Each line that holds the word "实事求是" should be returned.

Data extracted from a collection:
** START **

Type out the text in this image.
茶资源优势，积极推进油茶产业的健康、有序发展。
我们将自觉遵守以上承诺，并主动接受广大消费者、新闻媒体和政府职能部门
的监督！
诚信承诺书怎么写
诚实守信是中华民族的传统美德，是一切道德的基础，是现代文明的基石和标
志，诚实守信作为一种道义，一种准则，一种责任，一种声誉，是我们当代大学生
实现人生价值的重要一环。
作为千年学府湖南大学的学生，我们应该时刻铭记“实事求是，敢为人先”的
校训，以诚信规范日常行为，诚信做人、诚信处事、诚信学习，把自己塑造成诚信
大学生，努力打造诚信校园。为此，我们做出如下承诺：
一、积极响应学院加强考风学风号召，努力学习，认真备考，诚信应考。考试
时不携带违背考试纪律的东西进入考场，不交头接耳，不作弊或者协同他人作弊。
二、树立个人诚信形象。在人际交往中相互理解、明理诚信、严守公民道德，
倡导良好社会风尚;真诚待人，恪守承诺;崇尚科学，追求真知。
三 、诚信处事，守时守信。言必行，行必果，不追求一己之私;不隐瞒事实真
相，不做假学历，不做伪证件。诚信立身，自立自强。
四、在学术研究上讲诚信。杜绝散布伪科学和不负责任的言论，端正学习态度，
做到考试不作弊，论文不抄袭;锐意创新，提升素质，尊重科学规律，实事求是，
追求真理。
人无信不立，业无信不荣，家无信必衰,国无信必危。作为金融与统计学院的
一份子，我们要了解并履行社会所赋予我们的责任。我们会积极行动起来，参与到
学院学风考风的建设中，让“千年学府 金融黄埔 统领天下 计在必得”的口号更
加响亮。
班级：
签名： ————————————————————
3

** END **

◆ Output of the task ◆
作为千年学府湖南大学的学生，我们应该时刻铭记“实事求是，敢为人先”的
做到考试不作弊，论文不抄袭;锐意创新，提升素质，尊重科学规律，实事求是，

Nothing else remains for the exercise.